[begin ENTRIES SHOWN]

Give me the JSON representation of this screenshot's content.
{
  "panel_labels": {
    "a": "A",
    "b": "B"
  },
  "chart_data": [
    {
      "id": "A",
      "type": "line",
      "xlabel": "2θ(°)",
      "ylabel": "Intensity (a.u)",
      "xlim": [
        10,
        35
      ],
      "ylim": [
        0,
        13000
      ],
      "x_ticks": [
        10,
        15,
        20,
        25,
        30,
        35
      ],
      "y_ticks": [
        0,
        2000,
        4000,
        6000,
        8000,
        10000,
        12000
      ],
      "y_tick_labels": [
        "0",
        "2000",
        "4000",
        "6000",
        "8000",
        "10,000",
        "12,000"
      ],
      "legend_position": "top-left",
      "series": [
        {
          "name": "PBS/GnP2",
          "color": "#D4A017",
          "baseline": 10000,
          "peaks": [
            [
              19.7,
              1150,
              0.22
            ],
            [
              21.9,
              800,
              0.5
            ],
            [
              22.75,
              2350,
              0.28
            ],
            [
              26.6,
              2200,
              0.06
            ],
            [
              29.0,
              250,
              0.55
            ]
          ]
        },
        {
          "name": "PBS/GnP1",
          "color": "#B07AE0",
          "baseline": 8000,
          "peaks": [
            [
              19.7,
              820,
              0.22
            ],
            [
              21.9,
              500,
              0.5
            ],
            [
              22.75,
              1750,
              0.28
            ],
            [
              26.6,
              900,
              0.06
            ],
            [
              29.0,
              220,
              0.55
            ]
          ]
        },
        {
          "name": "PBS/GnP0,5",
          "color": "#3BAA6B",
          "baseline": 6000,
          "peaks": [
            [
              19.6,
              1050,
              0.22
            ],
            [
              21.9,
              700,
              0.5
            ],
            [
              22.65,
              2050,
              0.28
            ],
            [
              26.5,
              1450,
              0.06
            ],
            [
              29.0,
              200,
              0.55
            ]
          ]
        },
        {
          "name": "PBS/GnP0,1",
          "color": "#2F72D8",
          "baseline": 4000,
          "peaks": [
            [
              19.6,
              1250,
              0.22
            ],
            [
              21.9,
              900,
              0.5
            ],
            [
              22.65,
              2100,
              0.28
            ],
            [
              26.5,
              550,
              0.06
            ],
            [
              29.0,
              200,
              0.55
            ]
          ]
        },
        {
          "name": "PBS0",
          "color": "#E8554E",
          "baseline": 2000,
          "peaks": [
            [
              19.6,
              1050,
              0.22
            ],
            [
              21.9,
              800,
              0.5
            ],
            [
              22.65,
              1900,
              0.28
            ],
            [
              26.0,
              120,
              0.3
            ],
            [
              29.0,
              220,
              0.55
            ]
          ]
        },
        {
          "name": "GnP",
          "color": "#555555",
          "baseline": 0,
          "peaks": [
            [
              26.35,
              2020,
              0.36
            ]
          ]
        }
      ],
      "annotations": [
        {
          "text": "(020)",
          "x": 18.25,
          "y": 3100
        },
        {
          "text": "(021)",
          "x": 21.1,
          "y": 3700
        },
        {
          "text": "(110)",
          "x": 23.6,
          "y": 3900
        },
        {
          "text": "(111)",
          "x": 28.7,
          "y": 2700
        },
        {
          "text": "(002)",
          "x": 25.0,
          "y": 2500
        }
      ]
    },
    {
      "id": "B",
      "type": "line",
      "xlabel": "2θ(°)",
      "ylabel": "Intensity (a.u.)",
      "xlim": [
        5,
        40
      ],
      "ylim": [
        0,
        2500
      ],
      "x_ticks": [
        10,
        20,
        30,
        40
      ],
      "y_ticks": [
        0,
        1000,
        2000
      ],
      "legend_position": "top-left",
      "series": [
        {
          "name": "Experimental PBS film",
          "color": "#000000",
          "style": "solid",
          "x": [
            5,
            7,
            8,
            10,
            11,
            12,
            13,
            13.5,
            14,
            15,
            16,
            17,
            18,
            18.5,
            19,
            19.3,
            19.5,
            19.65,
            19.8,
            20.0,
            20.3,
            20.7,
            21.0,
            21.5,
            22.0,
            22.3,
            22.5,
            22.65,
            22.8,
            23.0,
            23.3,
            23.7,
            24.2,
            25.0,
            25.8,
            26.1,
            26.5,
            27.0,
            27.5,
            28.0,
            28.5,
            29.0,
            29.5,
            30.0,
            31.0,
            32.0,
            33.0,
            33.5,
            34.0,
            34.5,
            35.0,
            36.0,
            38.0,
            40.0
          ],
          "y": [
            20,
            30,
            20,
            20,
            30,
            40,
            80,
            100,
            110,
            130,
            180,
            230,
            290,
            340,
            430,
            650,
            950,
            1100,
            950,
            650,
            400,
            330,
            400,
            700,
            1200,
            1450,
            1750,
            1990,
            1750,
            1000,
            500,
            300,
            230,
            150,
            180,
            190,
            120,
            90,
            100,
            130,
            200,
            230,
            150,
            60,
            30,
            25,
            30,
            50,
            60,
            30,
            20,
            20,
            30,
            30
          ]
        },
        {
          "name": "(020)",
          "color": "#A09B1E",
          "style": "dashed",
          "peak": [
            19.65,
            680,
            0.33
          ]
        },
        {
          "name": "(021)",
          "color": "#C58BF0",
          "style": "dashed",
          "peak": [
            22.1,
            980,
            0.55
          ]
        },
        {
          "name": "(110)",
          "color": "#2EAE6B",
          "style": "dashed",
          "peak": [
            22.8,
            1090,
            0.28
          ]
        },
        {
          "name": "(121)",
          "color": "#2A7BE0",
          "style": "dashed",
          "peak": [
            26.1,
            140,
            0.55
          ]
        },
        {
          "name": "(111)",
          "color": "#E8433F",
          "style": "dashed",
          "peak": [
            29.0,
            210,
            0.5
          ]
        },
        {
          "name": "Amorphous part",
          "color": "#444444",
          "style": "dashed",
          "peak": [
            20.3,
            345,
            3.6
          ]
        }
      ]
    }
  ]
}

[end ENTRIES SHOWN]

> _REQUIRED TASK_: Make an exact copy of the material above.

> _THE SOLUTION_:
Give me the JSON representation of this screenshot's content.
{
  "panel_labels": {
    "a": "A",
    "b": "B"
  },
  "chart_data": [
    {
      "id": "A",
      "type": "line",
      "xlabel": "2θ(°)",
      "ylabel": "Intensity (a.u)",
      "xlim": [
        10,
        35
      ],
      "ylim": [
        0,
        13000
      ],
      "x_ticks": [
        10,
        15,
        20,
        25,
        30,
        35
      ],
      "y_ticks": [
        0,
        2000,
        4000,
        6000,
        8000,
        10000,
        12000
      ],
      "y_tick_labels": [
        "0",
        "2000",
        "4000",
        "6000",
        "8000",
        "10,000",
        "12,000"
      ],
      "legend_position": "top-left",
      "series": [
        {
          "name": "PBS/GnP2",
          "color": "#D4A017",
          "baseline": 10000,
          "peaks": [
            [
              19.7,
              1150,
              0.22
            ],
            [
              21.9,
              800,
              0.5
            ],
            [
              22.75,
              2350,
              0.28
            ],
            [
              26.6,
              2200,
              0.06
            ],
            [
              29.0,
              250,
              0.55
            ]
          ]
        },
        {
          "name": "PBS/GnP1",
          "color": "#B07AE0",
          "baseline": 8000,
          "peaks": [
            [
              19.7,
              820,
              0.22
            ],
            [
              21.9,
              500,
              0.5
            ],
            [
              22.75,
              1750,
              0.28
            ],
            [
              26.6,
              900,
              0.06
            ],
            [
              29.0,
              220,
              0.55
            ]
          ]
        },
        {
          "name": "PBS/GnP0,5",
          "color": "#3BAA6B",
          "baseline": 6000,
          "peaks": [
            [
              19.6,
              1050,
              0.22
            ],
            [
              21.9,
              700,
              0.5
            ],
            [
              22.65,
              2050,
              0.28
            ],
            [
              26.5,
              1450,
              0.06
            ],
            [
              29.0,
              200,
              0.55
            ]
          ]
        },
        {
          "name": "PBS/GnP0,1",
          "color": "#2F72D8",
          "baseline": 4000,
          "peaks": [
            [
              19.6,
              1250,
              0.22
            ],
            [
              21.9,
              900,
              0.5
            ],
            [
              22.65,
              2100,
              0.28
            ],
            [
              26.5,
              550,
              0.06
            ],
            [
              29.0,
              200,
              0.55
            ]
          ]
        },
        {
          "name": "PBS0",
          "color": "#E8554E",
          "baseline": 2000,
          "peaks": [
            [
              19.6,
              1050,
              0.22
            ],
            [
              21.9,
              800,
              0.5
            ],
            [
              22.65,
              1900,
              0.28
            ],
            [
              26.0,
              120,
              0.3
            ],
            [
              29.0,
              220,
              0.55
            ]
          ]
        },
        {
          "name": "GnP",
          "color": "#555555",
          "baseline": 0,
          "peaks": [
            [
              26.35,
              2020,
              0.36
            ]
          ]
        }
      ],
      "annotations": [
        {
          "text": "(020)",
          "x": 18.25,
          "y": 3100
        },
        {
          "text": "(021)",
          "x": 21.1,
          "y": 3700
        },
        {
          "text": "(110)",
          "x": 23.6,
          "y": 3900
        },
        {
          "text": "(111)",
          "x": 28.7,
          "y": 2700
        },
        {
          "text": "(002)",
          "x": 25.0,
          "y": 2500
        }
      ]
    },
    {
      "id": "B",
      "type": "line",
      "xlabel": "2θ(°)",
      "ylabel": "Intensity (a.u.)",
      "xlim": [
        5,
        40
      ],
      "ylim": [
        0,
        2500
      ],
      "x_ticks": [
        10,
        20,
        30,
        40
      ],
      "y_ticks": [
        0,
        1000,
        2000
      ],
      "legend_position": "top-left",
      "series": [
        {
          "name": "Experimental PBS film",
          "color": "#000000",
          "style": "solid",
          "x": [
            5,
            7,
            8,
            10,
            11,
            12,
            13,
            13.5,
            14,
            15,
            16,
            17,
            18,
            18.5,
            19,
            19.3,
            19.5,
            19.65,
            19.8,
            20.0,
            20.3,
            20.7,
            21.0,
            21.5,
            22.0,
            22.3,
            22.5,
            22.65,
            22.8,
            23.0,
            23.3,
            23.7,
            24.2,
            25.0,
            25.8,
            26.1,
            26.5,
            27.0,
            27.5,
            28.0,
            28.5,
            29.0,
            29.5,
            30.0,
            31.0,
            32.0,
            33.0,
            33.5,
            34.0,
            34.5,
            35.0,
            36.0,
            38.0,
            40.0
          ],
          "y": [
            20,
            30,
            20,
            20,
            30,
            40,
            80,
            100,
            110,
            130,
            180,
            230,
            290,
            340,
            430,
            650,
            950,
            1100,
            950,
            650,
            400,
            330,
            400,
            700,
            1200,
            1450,
            1750,
            1990,
            1750,
            1000,
            500,
            300,
            230,
            150,
            180,
            190,
            120,
            90,
            100,
            130,
            200,
            230,
            150,
            60,
            30,
            25,
            30,
            50,
            60,
            30,
            20,
            20,
            30,
            30
          ]
        },
        {
          "name": "(020)",
          "color": "#A09B1E",
          "style": "dashed",
          "peak": [
            19.65,
            680,
            0.33
          ]
        },
        {
          "name": "(021)",
          "color": "#C58BF0",
          "style": "dashed",
          "peak": [
            22.1,
            980,
            0.55
          ]
        },
        {
          "name": "(110)",
          "color": "#2EAE6B",
          "style": "dashed",
          "peak": [
            22.8,
            1090,
            0.28
          ]
        },
        {
          "name": "(121)",
          "color": "#2A7BE0",
          "style": "dashed",
          "peak": [
            26.1,
            140,
            0.55
          ]
        },
        {
          "name": "(111)",
          "color": "#E8433F",
          "style": "dashed",
          "peak": [
            29.0,
            210,
            0.5
          ]
        },
        {
          "name": "Amorphous part",
          "color": "#444444",
          "style": "dashed",
          "peak": [
            20.3,
            345,
            3.6
          ]
        }
      ]
    }
  ]
}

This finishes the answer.